#### [WRITTEN EXERCISE]
Take the lines from the one containing "Detect and localize" through the one containing "- data-point-label: 60: [704, 324, 720, 340]", switch each "x-axis-label" to "category-label", and return only those lines with everything else left as it is.

#### [DATASET ENTRIES]

┌──

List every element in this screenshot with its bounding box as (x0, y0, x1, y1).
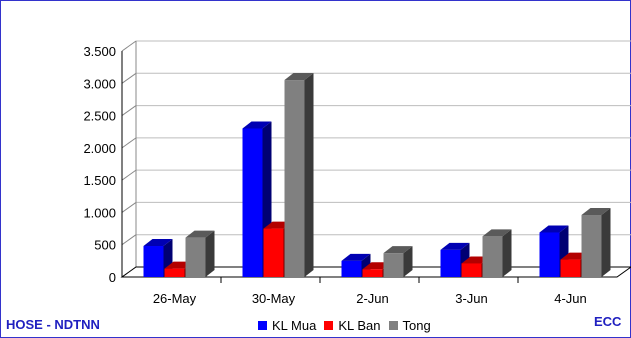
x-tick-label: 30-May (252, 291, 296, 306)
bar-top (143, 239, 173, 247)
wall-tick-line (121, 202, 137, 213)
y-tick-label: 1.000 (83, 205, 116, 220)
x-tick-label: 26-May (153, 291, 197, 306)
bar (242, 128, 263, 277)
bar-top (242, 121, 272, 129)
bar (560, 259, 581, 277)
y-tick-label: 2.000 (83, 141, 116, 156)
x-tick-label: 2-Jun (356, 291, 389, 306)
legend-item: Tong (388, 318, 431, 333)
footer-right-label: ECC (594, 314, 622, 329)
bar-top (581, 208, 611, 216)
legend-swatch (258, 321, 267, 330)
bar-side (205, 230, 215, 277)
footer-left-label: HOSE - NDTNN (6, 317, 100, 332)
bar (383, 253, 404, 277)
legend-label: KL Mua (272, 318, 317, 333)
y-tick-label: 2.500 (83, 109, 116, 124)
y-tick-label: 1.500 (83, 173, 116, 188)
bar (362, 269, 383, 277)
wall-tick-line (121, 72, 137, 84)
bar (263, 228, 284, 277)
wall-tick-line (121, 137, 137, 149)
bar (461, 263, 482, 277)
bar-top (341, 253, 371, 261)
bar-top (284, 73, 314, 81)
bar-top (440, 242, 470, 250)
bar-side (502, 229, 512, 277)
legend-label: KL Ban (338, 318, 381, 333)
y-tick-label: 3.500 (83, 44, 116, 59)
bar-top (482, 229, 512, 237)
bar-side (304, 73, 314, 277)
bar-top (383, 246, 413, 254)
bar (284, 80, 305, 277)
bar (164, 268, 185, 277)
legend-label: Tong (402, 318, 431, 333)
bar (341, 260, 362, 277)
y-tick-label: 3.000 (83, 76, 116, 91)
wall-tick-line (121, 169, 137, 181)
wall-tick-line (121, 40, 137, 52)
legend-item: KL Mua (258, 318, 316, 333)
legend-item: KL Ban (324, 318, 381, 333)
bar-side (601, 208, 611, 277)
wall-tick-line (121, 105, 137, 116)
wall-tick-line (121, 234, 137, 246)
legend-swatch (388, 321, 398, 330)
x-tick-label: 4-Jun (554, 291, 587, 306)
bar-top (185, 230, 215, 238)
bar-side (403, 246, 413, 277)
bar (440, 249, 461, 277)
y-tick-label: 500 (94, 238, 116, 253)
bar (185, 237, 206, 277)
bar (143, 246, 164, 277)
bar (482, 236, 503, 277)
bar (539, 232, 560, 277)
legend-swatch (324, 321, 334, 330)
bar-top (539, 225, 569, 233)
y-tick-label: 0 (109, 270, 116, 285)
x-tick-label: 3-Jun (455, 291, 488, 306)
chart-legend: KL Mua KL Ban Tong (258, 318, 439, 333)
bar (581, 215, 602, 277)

└──
┌──

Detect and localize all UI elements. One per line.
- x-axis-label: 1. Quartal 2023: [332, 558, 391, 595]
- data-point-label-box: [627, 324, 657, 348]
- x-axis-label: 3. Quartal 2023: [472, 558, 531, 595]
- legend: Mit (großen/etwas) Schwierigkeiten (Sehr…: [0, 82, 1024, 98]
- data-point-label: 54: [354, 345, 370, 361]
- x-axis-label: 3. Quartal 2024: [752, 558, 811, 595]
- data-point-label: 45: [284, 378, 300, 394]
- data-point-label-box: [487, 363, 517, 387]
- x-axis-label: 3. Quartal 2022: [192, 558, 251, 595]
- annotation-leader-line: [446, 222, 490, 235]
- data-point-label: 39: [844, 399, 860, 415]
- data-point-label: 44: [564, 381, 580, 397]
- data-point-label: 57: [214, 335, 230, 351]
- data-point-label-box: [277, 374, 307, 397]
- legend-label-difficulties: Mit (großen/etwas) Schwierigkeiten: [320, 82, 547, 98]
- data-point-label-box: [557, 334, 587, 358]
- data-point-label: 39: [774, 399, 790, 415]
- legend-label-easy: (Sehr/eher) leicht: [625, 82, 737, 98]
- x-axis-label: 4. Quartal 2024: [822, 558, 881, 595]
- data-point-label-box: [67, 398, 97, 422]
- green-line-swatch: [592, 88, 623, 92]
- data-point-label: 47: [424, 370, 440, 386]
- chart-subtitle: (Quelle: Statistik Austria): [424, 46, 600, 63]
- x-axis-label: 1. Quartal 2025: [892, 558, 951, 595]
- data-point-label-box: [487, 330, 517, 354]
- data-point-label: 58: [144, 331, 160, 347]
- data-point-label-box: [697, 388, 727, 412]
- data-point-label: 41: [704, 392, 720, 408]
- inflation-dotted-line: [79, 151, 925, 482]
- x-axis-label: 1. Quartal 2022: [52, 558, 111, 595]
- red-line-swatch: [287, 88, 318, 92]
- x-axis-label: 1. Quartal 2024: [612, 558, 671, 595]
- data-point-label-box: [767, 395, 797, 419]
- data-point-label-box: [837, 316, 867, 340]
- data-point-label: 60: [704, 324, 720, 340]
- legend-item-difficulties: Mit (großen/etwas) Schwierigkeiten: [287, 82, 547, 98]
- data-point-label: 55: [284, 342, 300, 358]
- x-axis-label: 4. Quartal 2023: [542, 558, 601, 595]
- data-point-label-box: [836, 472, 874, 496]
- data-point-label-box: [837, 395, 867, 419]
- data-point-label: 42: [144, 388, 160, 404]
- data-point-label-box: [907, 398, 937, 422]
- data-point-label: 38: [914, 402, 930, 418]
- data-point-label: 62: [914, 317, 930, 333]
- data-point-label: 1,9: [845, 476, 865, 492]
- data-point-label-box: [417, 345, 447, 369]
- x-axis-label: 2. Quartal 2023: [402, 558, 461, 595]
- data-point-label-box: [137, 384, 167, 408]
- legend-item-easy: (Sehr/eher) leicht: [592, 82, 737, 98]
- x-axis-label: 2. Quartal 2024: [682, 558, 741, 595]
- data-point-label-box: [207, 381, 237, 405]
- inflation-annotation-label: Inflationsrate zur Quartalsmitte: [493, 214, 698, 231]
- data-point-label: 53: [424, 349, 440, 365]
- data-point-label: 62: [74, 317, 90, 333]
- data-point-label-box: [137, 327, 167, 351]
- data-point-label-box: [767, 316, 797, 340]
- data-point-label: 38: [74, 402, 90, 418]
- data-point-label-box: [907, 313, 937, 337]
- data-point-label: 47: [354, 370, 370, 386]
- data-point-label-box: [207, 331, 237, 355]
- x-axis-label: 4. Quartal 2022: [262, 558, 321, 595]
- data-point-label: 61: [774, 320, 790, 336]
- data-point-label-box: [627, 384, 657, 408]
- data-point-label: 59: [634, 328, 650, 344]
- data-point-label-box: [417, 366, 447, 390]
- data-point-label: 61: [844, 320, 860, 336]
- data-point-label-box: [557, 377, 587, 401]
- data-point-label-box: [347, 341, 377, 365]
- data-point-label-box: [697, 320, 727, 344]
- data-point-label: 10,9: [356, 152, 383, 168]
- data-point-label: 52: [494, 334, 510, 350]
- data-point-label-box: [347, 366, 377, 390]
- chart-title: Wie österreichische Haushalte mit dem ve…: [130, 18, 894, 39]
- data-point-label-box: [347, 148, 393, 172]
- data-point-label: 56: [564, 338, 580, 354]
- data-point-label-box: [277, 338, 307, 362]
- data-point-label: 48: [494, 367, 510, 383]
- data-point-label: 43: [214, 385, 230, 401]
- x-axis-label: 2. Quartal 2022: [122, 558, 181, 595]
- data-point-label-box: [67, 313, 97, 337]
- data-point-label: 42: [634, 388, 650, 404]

└──

#### [RESPONSE BELOW]
Detect and localize all UI elements. One per line.
- category-label: 1. Quartal 2023: [332, 558, 391, 595]
- data-point-label-box: [627, 324, 657, 348]
- category-label: 3. Quartal 2023: [472, 558, 531, 595]
- legend: Mit (großen/etwas) Schwierigkeiten (Sehr…: [0, 82, 1024, 98]
- data-point-label: 54: [354, 345, 370, 361]
- category-label: 3. Quartal 2024: [752, 558, 811, 595]
- data-point-label: 45: [284, 378, 300, 394]
- data-point-label-box: [487, 363, 517, 387]
- category-label: 3. Quartal 2022: [192, 558, 251, 595]
- annotation-leader-line: [446, 222, 490, 235]
- data-point-label: 39: [844, 399, 860, 415]
- data-point-label: 44: [564, 381, 580, 397]
- data-point-label: 57: [214, 335, 230, 351]
- data-point-label-box: [277, 374, 307, 397]
- legend-label-difficulties: Mit (großen/etwas) Schwierigkeiten: [320, 82, 547, 98]
- data-point-label-box: [557, 334, 587, 358]
- data-point-label: 39: [774, 399, 790, 415]
- legend-label-easy: (Sehr/eher) leicht: [625, 82, 737, 98]
- category-label: 4. Quartal 2024: [822, 558, 881, 595]
- data-point-label-box: [67, 398, 97, 422]
- green-line-swatch: [592, 88, 623, 92]
- data-point-label: 47: [424, 370, 440, 386]
- chart-subtitle: (Quelle: Statistik Austria): [424, 46, 600, 63]
- category-label: 1. Quartal 2025: [892, 558, 951, 595]
- data-point-label-box: [487, 330, 517, 354]
- data-point-label: 58: [144, 331, 160, 347]
- data-point-label-box: [697, 388, 727, 412]
- data-point-label: 41: [704, 392, 720, 408]
- inflation-dotted-line: [79, 151, 925, 482]
- category-label: 1. Quartal 2022: [52, 558, 111, 595]
- red-line-swatch: [287, 88, 318, 92]
- category-label: 1. Quartal 2024: [612, 558, 671, 595]
- data-point-label-box: [767, 395, 797, 419]
- data-point-label-box: [837, 316, 867, 340]
- data-point-label: 60: [704, 324, 720, 340]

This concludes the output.